FIG. 9 is a vertical, sectional view of a conventional continuous casting mold having horizontal channels, and illustrating the use of downwardly tapered walls to compensate for contraction during solidification;
FIG. 10 is a fragmentary plan view of a double substrate continuous strip casting apparatus;
FIG. 11 is an end view of the continuous strip casting apparatus of FIG. 10;
FIG. 12 is a fragmentary side view of the continuous strip casting apparatus of FIG. 10; and
FIG. 13 is an end view of a single substrate continuous casting apparatus.
The present invention utilizes a non-magnetic material, such as austenitic stainless steel or its equivalent, as the material from which continuous casting molds are composed, whether the mold be employed in a conventional continuous casting apparatus, in a rheocasting apparatus or in the form of one or two rotating rolls in a continuous strip casting apparatus. Although the thermal conductivity of this material is substantially less than that of copper or copper alloy, e.g. less than 5% of copper's conductivity in the case of austenitic stainless steel, the heat extraction rate of a mold composed of such a material approaches that of a copper mold because of another phenomenon.

◆ **Problems and tasks**
[a] According to the casting mold passage, why does the conventional continuous casting mold in FIG. 9 have downwardly tapered walls? Answer in one to three sentences.
[b] In the casting mold passage, give the part that opens with "The present invention" and closes with "of another phenomenon." again, swapping "austenitic stainless steel" for "titanium" wherever it occurs.
[c] Answer these questions from the casting mold passage:
(i) What does FIG. 10 show?
(ii) What does FIG. 13 show?
(iii) How does the thermal conductivity of austenitic stainless steel compare with copper's?

◆ **Data lines**
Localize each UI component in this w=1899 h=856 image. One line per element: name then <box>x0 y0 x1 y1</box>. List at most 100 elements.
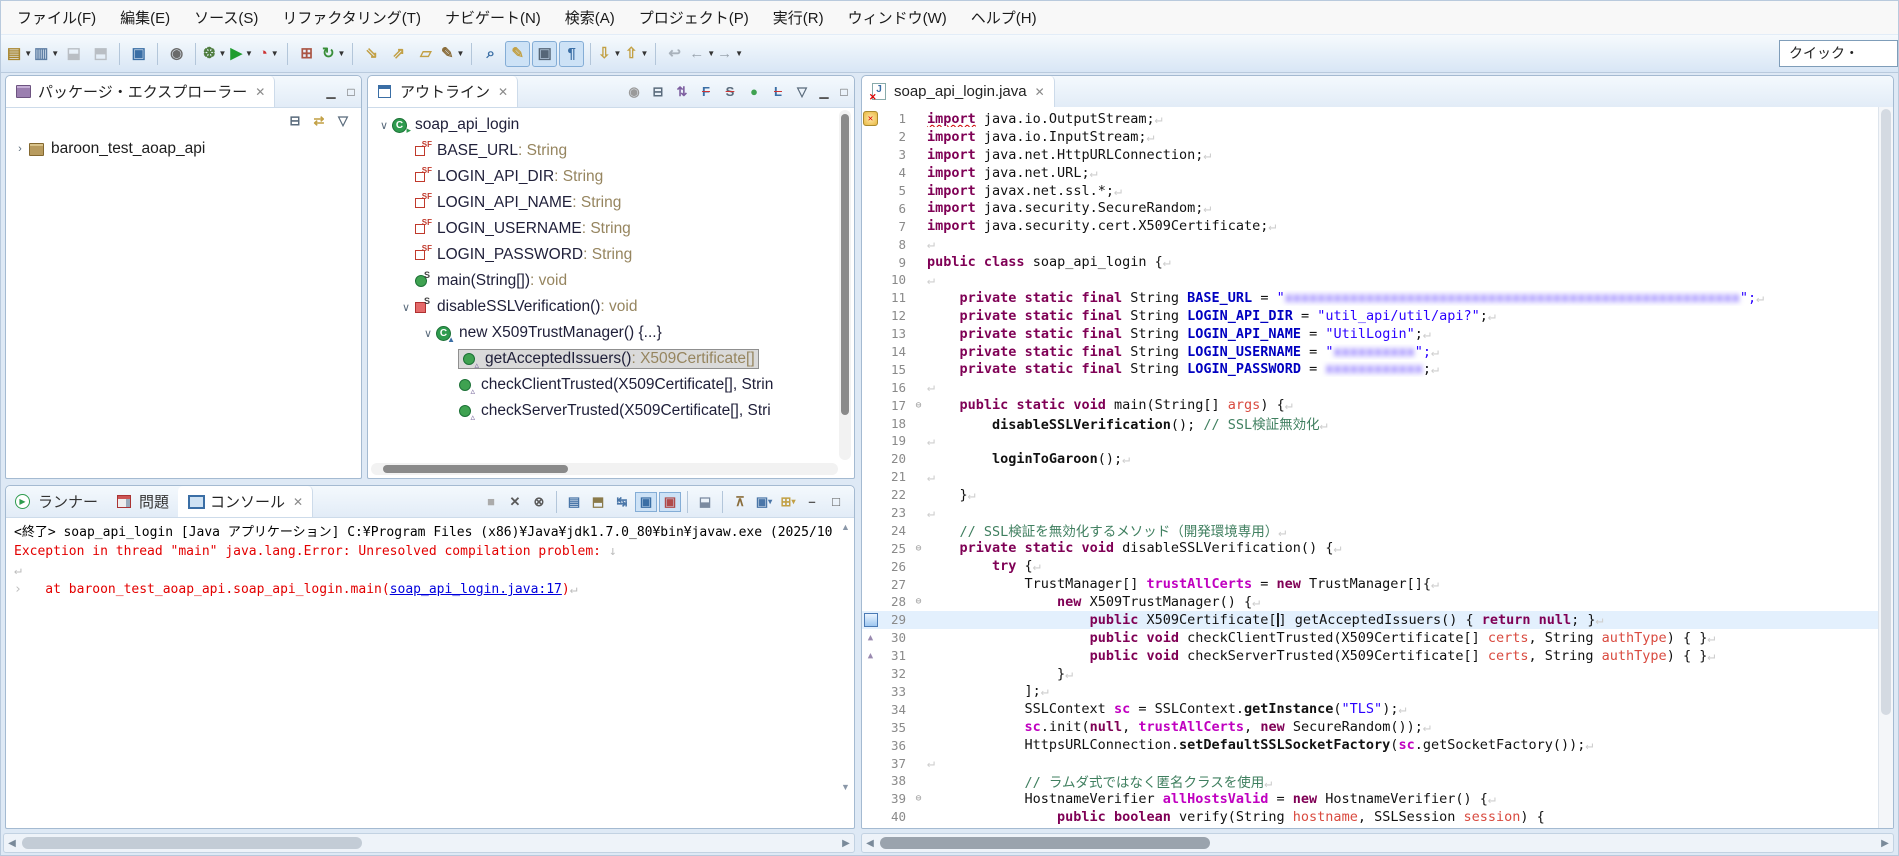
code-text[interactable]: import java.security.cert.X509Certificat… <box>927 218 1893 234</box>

◆ **Outputs**
[a] The downwardly tapered walls compensate for contraction during solidification.

[b]
The present invention utilizes a non-magnetic material, such as titanium or its equivalent, as the material from which continuous casting molds are composed, whether the mold be employed in a conventional continuous casting apparatus, in a rheocasting apparatus or in the form of one or two rotating rolls in a continuous strip casting apparatus. Although the thermal conductivity of this material is substantially less than that of copper or copper alloy, e.g. less than 5% of copper's conductivity in the case of titanium, the heat extraction rate of a mold composed of such a material approaches that of a copper mold because of another phenomenon.

[c]
(i) A fragmentary plan view of a double substrate continuous strip casting apparatus.
(ii) An end view of a single substrate continuous casting apparatus.
(iii) It is less than 5% of copper's conductivity.